Data rows |
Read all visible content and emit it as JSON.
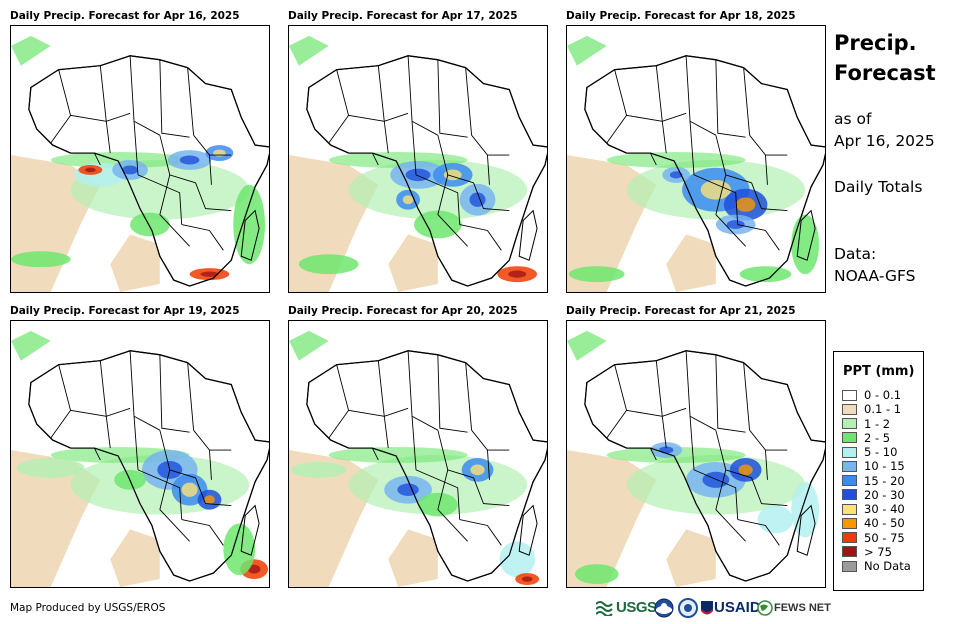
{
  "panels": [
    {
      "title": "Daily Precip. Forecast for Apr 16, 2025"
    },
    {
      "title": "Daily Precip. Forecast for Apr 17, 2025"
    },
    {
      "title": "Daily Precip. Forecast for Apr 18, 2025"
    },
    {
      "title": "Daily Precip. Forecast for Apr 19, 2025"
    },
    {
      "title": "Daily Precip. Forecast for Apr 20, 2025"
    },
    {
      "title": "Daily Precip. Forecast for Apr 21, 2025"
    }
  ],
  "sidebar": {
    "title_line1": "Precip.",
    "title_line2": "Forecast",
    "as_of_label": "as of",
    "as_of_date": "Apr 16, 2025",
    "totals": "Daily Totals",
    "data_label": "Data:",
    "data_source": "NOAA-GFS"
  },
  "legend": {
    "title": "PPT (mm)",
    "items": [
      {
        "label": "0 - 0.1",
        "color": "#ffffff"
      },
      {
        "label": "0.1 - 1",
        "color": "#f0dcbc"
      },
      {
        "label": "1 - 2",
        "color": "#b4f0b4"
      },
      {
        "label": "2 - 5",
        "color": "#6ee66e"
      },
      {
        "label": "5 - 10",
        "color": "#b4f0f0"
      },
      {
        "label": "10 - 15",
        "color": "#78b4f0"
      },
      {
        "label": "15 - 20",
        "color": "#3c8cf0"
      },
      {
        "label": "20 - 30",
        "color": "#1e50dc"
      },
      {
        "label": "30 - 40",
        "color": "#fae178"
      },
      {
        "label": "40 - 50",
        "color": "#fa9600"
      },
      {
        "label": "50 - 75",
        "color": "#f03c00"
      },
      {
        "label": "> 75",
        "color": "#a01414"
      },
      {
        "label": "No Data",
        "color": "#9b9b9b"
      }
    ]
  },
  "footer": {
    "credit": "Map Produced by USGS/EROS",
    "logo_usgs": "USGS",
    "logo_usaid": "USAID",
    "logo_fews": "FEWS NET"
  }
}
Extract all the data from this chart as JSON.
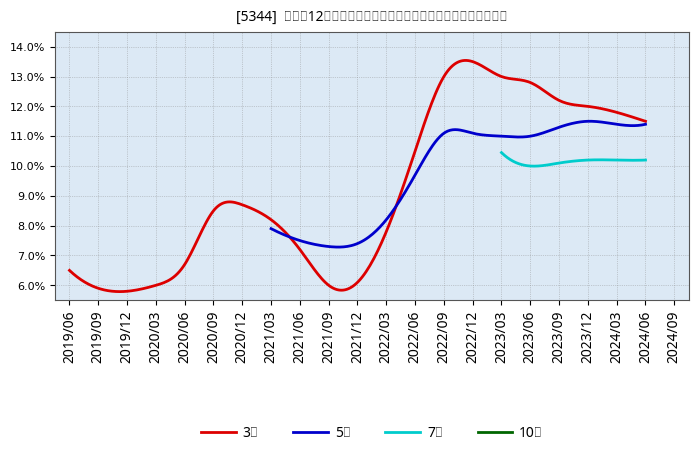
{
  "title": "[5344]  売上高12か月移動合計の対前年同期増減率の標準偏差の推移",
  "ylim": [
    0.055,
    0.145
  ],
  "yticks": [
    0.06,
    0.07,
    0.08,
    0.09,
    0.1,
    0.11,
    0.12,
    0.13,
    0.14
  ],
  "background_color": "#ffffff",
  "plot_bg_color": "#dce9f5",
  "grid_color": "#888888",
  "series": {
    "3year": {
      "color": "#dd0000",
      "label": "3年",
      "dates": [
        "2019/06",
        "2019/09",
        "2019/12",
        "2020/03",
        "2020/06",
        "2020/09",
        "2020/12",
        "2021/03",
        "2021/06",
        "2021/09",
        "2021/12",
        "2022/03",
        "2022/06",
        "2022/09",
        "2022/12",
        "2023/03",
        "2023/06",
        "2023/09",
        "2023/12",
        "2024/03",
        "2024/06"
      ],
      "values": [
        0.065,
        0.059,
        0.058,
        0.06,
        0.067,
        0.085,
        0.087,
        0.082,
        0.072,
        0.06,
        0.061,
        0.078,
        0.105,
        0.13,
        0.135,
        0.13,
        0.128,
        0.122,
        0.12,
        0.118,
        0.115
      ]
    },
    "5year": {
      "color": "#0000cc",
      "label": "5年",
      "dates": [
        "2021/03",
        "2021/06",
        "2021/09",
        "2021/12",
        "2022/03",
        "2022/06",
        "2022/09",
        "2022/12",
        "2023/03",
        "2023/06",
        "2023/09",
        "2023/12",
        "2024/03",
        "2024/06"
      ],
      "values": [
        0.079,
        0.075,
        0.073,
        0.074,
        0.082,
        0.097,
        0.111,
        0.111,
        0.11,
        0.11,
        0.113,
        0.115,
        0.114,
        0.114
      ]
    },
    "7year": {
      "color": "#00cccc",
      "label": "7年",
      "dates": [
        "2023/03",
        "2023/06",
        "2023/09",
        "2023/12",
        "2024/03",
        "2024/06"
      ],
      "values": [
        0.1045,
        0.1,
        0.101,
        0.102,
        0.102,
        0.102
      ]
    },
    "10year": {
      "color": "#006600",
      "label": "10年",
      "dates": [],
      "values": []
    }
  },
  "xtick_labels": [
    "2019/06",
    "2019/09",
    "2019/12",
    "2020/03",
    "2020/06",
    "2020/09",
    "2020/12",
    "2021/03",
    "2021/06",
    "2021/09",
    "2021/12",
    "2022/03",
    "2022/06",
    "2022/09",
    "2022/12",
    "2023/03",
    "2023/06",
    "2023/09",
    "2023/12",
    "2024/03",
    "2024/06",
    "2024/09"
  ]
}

Written task |
Keep the pictures out of your copy, and repeat every entry above exactly.

Correct output |
Read all visible content and emit it as JSON.
{
  "panels": [
    {
      "title": "Daily Precip. Forecast for Apr 16, 2025"
    },
    {
      "title": "Daily Precip. Forecast for Apr 17, 2025"
    },
    {
      "title": "Daily Precip. Forecast for Apr 18, 2025"
    },
    {
      "title": "Daily Precip. Forecast for Apr 19, 2025"
    },
    {
      "title": "Daily Precip. Forecast for Apr 20, 2025"
    },
    {
      "title": "Daily Precip. Forecast for Apr 21, 2025"
    }
  ],
  "sidebar": {
    "title_line1": "Precip.",
    "title_line2": "Forecast",
    "as_of_label": "as of",
    "as_of_date": "Apr 16, 2025",
    "totals": "Daily Totals",
    "data_label": "Data:",
    "data_source": "NOAA-GFS"
  },
  "legend": {
    "title": "PPT (mm)",
    "items": [
      {
        "label": "0 - 0.1",
        "color": "#ffffff"
      },
      {
        "label": "0.1 - 1",
        "color": "#f0dcbc"
      },
      {
        "label": "1 - 2",
        "color": "#b4f0b4"
      },
      {
        "label": "2 - 5",
        "color": "#6ee66e"
      },
      {
        "label": "5 - 10",
        "color": "#b4f0f0"
      },
      {
        "label": "10 - 15",
        "color": "#78b4f0"
      },
      {
        "label": "15 - 20",
        "color": "#3c8cf0"
      },
      {
        "label": "20 - 30",
        "color": "#1e50dc"
      },
      {
        "label": "30 - 40",
        "color": "#fae178"
      },
      {
        "label": "40 - 50",
        "color": "#fa9600"
      },
      {
        "label": "50 - 75",
        "color": "#f03c00"
      },
      {
        "label": "> 75",
        "color": "#a01414"
      },
      {
        "label": "No Data",
        "color": "#9b9b9b"
      }
    ]
  },
  "footer": {
    "credit": "Map Produced by USGS/EROS",
    "logo_usgs": "USGS",
    "logo_usaid": "USAID",
    "logo_fews": "FEWS NET"
  }
}
Extract all the data from this chart as JSON.
{
  "title": "[5344]  売上高12か月移動合計の対前年同期増減率の標準偏差の推移",
  "ylim": [
    0.055,
    0.145
  ],
  "yticks": [
    0.06,
    0.07,
    0.08,
    0.09,
    0.1,
    0.11,
    0.12,
    0.13,
    0.14
  ],
  "background_color": "#ffffff",
  "plot_bg_color": "#dce9f5",
  "grid_color": "#888888",
  "series": {
    "3year": {
      "color": "#dd0000",
      "label": "3年",
      "dates": [
        "2019/06",
        "2019/09",
        "2019/12",
        "2020/03",
        "2020/06",
        "2020/09",
        "2020/12",
        "2021/03",
        "2021/06",
        "2021/09",
        "2021/12",
        "2022/03",
        "2022/06",
        "2022/09",
        "2022/12",
        "2023/03",
        "2023/06",
        "2023/09",
        "2023/12",
        "2024/03",
        "2024/06"
      ],
      "values": [
        0.065,
        0.059,
        0.058,
        0.06,
        0.067,
        0.085,
        0.087,
        0.082,
        0.072,
        0.06,
        0.061,
        0.078,
        0.105,
        0.13,
        0.135,
        0.13,
        0.128,
        0.122,
        0.12,
        0.118,
        0.115
      ]
    },
    "5year": {
      "color": "#0000cc",
      "label": "5年",
      "dates": [
        "2021/03",
        "2021/06",
        "2021/09",
        "2021/12",
        "2022/03",
        "2022/06",
        "2022/09",
        "2022/12",
        "2023/03",
        "2023/06",
        "2023/09",
        "2023/12",
        "2024/03",
        "2024/06"
      ],
      "values": [
        0.079,
        0.075,
        0.073,
        0.074,
        0.082,
        0.097,
        0.111,
        0.111,
        0.11,
        0.11,
        0.113,
        0.115,
        0.114,
        0.114
      ]
    },
    "7year": {
      "color": "#00cccc",
      "label": "7年",
      "dates": [
        "2023/03",
        "2023/06",
        "2023/09",
        "2023/12",
        "2024/03",
        "2024/06"
      ],
      "values": [
        0.1045,
        0.1,
        0.101,
        0.102,
        0.102,
        0.102
      ]
    },
    "10year": {
      "color": "#006600",
      "label": "10年",
      "dates": [],
      "values": []
    }
  },
  "xtick_labels": [
    "2019/06",
    "2019/09",
    "2019/12",
    "2020/03",
    "2020/06",
    "2020/09",
    "2020/12",
    "2021/03",
    "2021/06",
    "2021/09",
    "2021/12",
    "2022/03",
    "2022/06",
    "2022/09",
    "2022/12",
    "2023/03",
    "2023/06",
    "2023/09",
    "2023/12",
    "2024/03",
    "2024/06",
    "2024/09"
  ]
}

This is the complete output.